─── GIVEN DATA

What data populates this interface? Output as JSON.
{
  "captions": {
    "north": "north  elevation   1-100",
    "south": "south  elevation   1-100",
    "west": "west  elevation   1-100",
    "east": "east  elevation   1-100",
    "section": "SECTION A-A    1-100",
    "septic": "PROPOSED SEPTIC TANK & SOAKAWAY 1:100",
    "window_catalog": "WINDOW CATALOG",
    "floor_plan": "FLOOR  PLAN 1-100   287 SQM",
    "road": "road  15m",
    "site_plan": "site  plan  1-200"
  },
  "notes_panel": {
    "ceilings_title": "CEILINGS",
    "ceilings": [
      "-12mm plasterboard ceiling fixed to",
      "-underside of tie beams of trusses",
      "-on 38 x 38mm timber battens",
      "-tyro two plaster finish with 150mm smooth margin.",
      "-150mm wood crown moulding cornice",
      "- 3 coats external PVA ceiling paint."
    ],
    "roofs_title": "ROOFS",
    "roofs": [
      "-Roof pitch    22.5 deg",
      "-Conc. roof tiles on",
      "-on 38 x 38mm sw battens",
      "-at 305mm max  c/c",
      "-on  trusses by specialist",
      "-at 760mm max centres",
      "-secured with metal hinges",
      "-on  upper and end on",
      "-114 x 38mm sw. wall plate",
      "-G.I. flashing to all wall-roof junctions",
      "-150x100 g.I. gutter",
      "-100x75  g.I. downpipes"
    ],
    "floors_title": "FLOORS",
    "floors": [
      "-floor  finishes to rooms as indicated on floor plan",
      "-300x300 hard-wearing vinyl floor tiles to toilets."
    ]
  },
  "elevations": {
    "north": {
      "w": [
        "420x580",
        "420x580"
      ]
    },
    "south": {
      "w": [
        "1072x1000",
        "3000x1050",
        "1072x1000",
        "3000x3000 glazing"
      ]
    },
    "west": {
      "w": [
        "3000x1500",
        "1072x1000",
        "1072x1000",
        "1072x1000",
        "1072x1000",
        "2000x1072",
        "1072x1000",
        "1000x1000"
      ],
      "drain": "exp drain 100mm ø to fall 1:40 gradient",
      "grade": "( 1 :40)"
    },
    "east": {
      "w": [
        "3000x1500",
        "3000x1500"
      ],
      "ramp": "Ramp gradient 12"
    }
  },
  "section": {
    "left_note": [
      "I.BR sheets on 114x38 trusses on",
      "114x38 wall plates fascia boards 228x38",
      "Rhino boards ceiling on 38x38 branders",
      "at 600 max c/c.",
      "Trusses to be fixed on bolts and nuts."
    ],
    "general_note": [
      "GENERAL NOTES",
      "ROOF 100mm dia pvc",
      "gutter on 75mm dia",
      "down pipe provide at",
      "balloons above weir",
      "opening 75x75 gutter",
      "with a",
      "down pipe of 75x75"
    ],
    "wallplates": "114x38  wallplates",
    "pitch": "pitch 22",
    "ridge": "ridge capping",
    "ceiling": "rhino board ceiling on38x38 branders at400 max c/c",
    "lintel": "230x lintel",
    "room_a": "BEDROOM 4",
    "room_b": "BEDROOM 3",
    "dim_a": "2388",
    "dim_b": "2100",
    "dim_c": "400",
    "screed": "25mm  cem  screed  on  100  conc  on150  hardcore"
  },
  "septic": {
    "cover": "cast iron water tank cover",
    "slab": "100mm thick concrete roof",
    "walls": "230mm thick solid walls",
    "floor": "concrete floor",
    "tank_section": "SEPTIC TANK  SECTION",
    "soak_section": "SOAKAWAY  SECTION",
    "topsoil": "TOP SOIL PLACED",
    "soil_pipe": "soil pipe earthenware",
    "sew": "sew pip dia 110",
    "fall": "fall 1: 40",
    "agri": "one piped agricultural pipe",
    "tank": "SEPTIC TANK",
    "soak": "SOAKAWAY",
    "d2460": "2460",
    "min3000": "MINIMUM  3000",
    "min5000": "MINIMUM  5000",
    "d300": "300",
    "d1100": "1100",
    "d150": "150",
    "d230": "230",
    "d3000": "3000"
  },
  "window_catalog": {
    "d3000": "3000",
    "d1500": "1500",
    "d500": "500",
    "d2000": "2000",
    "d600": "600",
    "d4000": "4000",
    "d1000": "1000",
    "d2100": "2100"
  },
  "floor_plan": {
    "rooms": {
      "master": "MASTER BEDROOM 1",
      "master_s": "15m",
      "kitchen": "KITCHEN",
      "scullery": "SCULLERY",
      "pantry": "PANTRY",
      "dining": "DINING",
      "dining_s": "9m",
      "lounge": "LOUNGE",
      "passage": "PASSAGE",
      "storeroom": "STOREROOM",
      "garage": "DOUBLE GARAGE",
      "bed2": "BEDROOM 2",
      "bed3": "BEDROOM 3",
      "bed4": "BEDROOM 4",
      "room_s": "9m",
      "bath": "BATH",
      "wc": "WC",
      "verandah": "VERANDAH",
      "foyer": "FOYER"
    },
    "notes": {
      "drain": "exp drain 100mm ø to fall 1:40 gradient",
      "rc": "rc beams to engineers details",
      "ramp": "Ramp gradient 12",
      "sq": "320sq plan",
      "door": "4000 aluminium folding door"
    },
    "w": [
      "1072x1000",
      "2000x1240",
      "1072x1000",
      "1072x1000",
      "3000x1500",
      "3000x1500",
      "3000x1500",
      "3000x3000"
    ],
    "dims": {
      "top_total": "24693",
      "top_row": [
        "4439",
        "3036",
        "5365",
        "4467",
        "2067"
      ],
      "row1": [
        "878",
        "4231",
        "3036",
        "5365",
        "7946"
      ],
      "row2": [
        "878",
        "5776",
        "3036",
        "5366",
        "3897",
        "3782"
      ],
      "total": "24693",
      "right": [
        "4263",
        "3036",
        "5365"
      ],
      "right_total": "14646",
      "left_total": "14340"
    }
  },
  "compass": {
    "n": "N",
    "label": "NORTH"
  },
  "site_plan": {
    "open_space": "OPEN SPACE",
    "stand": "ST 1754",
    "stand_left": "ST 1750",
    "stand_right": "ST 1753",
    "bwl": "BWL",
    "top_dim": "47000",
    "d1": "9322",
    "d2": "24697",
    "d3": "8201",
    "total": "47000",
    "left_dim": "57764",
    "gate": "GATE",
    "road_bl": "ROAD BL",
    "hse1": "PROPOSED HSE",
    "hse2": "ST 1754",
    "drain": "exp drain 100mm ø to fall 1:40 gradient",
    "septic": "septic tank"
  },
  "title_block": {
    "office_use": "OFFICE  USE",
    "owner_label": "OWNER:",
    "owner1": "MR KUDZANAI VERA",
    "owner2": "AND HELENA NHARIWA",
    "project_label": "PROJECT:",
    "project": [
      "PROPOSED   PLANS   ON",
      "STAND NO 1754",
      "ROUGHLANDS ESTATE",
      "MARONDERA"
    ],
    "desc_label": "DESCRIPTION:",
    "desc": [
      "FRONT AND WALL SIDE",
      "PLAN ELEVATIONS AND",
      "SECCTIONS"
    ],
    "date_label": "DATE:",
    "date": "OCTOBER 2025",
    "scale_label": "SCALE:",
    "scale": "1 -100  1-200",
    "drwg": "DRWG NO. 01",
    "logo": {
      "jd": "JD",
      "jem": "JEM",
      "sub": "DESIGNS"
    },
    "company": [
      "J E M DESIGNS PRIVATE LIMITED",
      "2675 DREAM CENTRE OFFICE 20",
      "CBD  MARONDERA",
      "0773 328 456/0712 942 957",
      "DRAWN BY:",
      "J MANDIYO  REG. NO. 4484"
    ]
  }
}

──────

In the listing, find all lines with the string "fall" and copy them.

      "drain": "exp drain 100mm ø to fall 1:40 gradient",
    "fall": "fall 1: 40",
      "drain": "exp drain 100mm ø to fall 1:40 gradient",
    "drain": "exp drain 100mm ø to fall 1:40 gradient",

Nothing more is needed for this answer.